:: STATED GOAL ::
Give the data below again exactly as it stands. Omit the pictures.

:: DATA SHOWN ::
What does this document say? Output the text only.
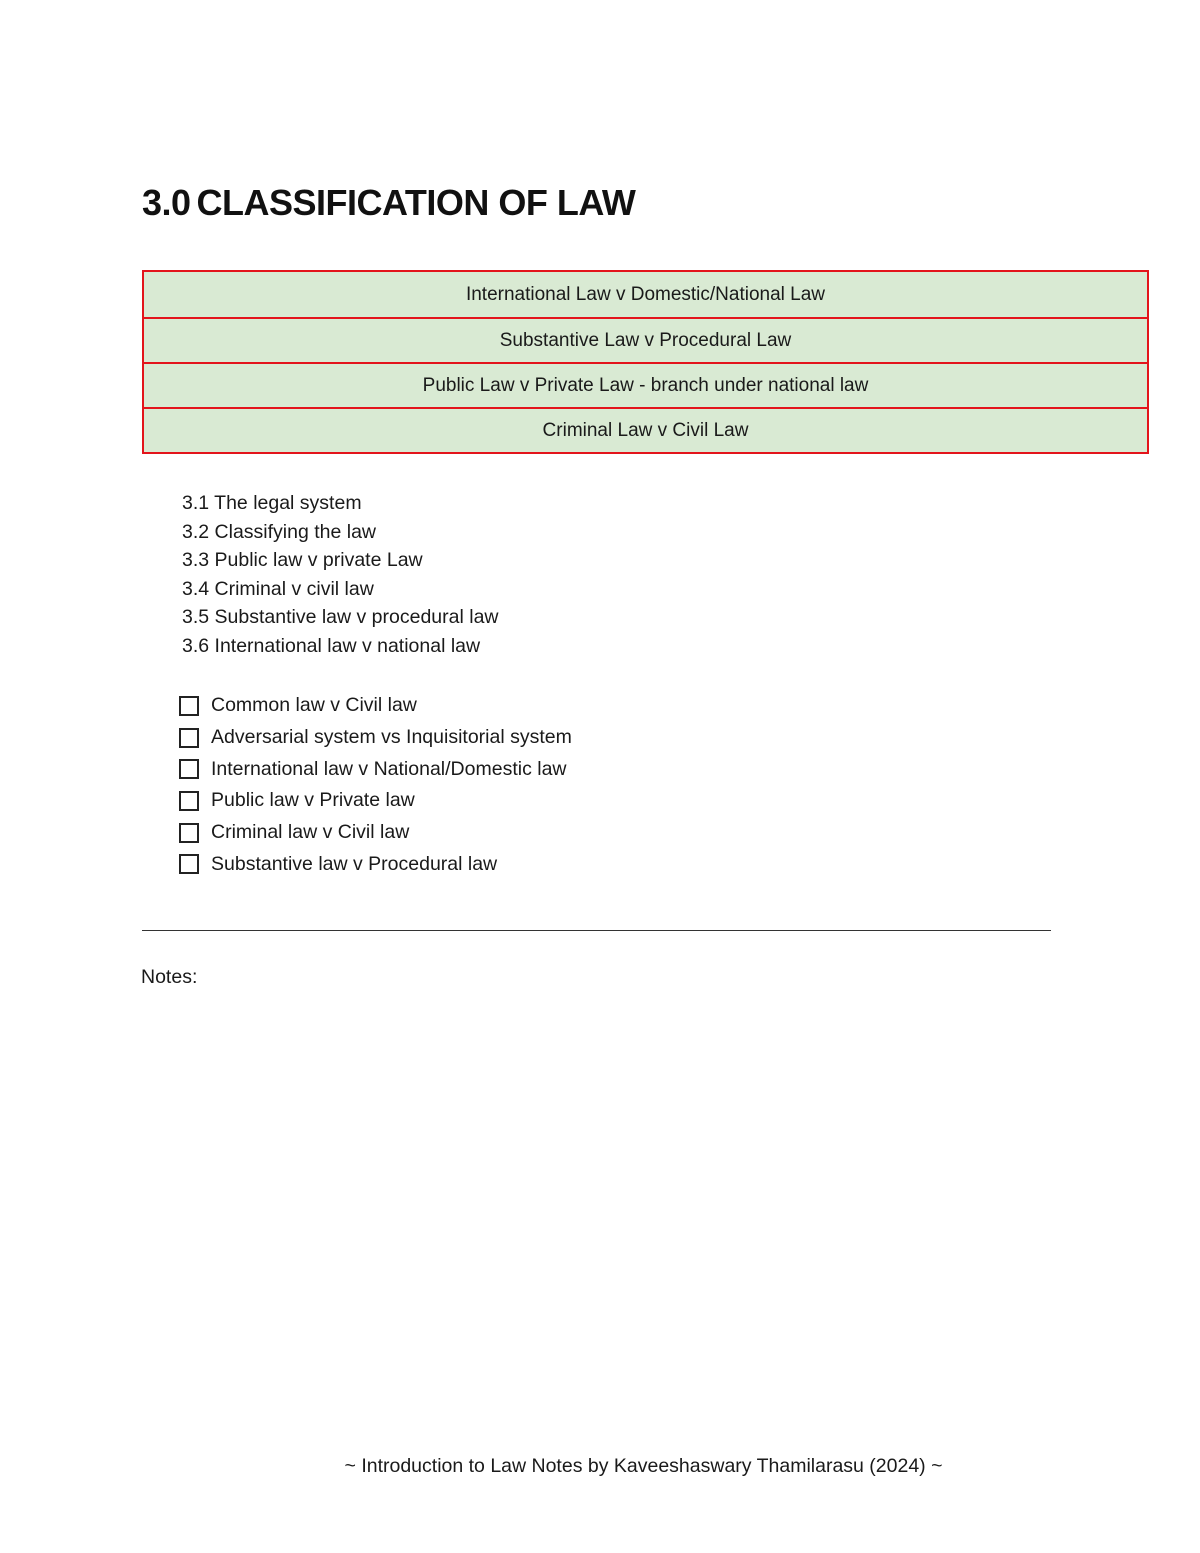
3.0 CLASSIFICATION OF LAW
International Law v Domestic/National Law
Substantive Law v Procedural Law
Public Law v Private Law - branch under national law
Criminal Law v Civil Law
3.1 The legal system
3.2 Classifying the law
3.3 Public law v private Law
3.4 Criminal v civil law
3.5 Substantive law v procedural law
3.6 International law v national law
Common law v Civil law
Adversarial system vs Inquisitorial system
International law v National/Domestic law
Public law v Private law
Criminal law v Civil law
Substantive law v Procedural law
Notes:
~ Introduction to Law Notes by Kaveeshaswary Thamilarasu (2024) ~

:: RESULT ::
What does this document say? Output the text only.
3.0 CLASSIFICATION OF LAW
International Law v Domestic/National Law
Substantive Law v Procedural Law
Public Law v Private Law - branch under national law
Criminal Law v Civil Law
3.1 The legal system
3.2 Classifying the law
3.3 Public law v private Law
3.4 Criminal v civil law
3.5 Substantive law v procedural law
3.6 International law v national law
Common law v Civil law
Adversarial system vs Inquisitorial system
International law v National/Domestic law
Public law v Private law
Criminal law v Civil law
Substantive law v Procedural law
Notes:
~ Introduction to Law Notes by Kaveeshaswary Thamilarasu (2024) ~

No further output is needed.